* _WORK TO BE COMPLETED_:
Give the number of lines in the data that hold the word "base", and nothing else.

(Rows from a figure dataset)
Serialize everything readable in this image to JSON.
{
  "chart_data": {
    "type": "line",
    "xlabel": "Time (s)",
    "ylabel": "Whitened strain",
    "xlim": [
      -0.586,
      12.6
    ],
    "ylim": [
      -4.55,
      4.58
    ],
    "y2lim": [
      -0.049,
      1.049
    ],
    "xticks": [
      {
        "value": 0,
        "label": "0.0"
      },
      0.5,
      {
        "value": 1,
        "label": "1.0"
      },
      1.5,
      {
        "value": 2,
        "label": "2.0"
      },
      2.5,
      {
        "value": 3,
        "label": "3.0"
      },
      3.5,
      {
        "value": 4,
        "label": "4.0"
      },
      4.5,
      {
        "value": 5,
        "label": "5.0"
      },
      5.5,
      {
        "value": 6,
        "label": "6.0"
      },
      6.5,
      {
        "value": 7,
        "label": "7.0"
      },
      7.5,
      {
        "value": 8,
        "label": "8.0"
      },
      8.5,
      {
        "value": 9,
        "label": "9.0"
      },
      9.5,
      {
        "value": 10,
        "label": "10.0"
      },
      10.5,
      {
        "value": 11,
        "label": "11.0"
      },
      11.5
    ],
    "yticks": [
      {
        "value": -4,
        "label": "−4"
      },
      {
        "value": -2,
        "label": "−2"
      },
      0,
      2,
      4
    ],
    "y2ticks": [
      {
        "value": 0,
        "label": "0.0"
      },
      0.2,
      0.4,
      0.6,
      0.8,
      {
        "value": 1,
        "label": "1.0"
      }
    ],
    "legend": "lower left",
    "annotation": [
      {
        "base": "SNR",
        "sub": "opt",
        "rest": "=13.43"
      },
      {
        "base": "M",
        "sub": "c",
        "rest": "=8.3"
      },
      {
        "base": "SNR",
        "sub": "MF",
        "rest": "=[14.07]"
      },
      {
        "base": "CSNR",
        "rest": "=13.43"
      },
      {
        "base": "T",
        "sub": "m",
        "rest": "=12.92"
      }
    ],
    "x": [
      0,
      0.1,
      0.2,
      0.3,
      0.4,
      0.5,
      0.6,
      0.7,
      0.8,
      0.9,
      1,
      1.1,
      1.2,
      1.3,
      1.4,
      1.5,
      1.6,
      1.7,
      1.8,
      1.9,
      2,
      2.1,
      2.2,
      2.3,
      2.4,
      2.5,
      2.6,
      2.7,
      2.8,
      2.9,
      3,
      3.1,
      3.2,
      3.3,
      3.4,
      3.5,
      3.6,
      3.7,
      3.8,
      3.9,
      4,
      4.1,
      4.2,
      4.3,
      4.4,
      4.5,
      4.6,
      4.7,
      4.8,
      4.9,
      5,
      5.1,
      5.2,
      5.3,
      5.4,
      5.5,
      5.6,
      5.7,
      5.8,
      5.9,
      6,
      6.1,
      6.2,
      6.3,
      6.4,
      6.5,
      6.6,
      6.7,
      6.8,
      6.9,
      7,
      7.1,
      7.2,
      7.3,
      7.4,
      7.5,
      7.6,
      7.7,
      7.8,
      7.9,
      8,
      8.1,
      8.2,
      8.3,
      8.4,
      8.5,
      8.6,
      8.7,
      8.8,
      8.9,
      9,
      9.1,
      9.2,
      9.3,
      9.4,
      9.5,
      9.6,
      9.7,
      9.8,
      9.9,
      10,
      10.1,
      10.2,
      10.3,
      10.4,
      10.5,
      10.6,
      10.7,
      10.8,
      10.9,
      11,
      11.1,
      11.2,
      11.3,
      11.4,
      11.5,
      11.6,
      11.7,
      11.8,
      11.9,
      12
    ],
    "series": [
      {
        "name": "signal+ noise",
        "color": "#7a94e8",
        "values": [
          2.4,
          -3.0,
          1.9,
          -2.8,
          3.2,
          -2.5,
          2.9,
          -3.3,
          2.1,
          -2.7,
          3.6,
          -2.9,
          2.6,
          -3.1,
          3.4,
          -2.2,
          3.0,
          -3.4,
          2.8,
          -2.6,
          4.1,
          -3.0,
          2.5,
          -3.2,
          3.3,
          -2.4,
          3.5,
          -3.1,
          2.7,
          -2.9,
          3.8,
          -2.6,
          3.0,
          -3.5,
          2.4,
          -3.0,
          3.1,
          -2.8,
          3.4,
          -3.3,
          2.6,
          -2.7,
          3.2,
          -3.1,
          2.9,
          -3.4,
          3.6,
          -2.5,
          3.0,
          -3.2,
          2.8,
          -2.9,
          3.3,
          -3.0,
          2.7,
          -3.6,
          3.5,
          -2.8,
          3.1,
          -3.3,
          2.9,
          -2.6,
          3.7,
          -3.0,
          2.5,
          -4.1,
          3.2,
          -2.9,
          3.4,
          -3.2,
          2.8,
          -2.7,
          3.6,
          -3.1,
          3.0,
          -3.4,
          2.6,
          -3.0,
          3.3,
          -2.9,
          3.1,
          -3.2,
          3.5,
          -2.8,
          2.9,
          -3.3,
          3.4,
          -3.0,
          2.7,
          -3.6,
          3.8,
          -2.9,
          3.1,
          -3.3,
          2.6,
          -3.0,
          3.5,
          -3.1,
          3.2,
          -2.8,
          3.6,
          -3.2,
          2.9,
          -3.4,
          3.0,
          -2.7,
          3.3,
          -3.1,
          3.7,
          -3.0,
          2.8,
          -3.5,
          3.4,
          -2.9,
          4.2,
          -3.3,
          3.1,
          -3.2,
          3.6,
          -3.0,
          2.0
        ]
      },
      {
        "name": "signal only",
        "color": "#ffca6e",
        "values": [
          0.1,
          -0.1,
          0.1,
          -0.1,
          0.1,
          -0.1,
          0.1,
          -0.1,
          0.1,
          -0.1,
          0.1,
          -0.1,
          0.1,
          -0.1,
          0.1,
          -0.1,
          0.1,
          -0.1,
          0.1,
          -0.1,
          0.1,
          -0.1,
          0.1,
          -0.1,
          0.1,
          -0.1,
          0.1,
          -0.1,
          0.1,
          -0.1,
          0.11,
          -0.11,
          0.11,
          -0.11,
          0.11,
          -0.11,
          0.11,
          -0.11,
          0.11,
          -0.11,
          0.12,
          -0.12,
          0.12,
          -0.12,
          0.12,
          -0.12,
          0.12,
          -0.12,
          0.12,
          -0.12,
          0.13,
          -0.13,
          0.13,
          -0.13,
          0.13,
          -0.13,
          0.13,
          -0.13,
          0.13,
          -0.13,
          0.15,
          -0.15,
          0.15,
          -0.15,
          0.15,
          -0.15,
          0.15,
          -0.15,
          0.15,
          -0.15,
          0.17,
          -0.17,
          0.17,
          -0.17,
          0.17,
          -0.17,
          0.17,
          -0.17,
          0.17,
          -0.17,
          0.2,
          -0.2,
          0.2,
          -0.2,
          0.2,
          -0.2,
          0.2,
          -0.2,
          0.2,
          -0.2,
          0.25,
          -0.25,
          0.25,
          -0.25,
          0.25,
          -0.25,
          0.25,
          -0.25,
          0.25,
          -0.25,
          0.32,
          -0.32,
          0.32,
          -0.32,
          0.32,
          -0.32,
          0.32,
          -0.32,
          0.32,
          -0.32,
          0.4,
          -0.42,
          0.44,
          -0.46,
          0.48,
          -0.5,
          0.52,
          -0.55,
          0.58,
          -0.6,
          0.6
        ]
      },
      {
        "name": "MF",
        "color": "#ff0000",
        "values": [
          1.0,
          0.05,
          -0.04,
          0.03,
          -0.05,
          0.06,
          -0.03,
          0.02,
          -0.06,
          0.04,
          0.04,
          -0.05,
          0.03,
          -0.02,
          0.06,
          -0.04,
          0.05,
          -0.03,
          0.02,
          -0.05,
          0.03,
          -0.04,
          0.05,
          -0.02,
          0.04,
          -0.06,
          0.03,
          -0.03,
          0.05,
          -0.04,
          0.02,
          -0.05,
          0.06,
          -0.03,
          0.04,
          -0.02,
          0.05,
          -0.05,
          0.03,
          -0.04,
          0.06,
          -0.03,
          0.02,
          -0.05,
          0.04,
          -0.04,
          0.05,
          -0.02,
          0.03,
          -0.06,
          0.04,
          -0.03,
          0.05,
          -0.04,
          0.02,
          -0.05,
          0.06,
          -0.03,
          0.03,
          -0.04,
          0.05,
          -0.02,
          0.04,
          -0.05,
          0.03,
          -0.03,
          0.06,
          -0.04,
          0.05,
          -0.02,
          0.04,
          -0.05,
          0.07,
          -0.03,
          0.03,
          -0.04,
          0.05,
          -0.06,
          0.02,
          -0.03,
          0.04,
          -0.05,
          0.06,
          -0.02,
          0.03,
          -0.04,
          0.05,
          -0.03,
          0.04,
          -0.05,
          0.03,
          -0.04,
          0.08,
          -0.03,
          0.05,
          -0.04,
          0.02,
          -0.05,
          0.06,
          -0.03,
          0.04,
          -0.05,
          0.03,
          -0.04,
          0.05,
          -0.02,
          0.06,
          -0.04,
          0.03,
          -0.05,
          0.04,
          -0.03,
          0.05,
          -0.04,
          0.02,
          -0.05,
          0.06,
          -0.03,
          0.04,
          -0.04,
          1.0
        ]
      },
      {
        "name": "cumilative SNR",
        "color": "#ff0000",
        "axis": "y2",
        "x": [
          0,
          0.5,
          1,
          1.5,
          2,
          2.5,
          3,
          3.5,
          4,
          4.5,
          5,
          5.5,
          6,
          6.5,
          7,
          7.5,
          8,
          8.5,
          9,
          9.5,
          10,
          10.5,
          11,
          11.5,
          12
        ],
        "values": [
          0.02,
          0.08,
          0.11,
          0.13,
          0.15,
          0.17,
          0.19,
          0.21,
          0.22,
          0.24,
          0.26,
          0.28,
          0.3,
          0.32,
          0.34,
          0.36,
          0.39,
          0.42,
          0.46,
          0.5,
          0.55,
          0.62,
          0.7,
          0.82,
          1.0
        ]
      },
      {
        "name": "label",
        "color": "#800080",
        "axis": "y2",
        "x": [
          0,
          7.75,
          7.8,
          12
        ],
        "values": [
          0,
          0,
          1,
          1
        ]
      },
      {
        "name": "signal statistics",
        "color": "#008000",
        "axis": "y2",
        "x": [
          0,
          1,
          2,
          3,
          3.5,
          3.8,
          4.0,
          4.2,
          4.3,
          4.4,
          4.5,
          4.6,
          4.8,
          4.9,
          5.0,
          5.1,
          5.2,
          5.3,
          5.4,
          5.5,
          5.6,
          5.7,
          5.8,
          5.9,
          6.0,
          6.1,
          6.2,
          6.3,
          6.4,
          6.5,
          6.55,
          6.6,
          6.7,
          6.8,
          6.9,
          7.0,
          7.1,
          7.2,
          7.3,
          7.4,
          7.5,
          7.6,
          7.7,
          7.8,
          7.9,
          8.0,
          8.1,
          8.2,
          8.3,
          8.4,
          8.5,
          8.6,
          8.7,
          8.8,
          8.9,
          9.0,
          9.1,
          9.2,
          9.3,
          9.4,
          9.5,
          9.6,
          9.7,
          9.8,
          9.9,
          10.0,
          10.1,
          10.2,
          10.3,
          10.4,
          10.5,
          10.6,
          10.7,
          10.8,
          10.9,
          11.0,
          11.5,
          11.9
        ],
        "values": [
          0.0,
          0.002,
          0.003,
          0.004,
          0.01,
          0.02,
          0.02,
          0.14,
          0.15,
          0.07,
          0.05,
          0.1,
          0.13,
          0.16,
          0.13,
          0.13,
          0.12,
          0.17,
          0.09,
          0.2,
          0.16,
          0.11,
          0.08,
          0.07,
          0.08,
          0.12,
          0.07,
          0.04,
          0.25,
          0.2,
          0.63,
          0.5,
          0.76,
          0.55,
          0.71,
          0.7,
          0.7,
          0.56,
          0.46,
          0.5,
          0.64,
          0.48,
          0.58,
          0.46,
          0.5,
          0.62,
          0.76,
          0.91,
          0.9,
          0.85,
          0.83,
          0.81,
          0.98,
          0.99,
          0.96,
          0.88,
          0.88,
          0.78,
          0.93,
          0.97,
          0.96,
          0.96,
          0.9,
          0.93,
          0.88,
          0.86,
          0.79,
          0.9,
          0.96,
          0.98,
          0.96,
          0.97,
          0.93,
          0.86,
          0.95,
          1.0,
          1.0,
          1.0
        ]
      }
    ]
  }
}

* _OUTPUT FOR THIS TASK_:
5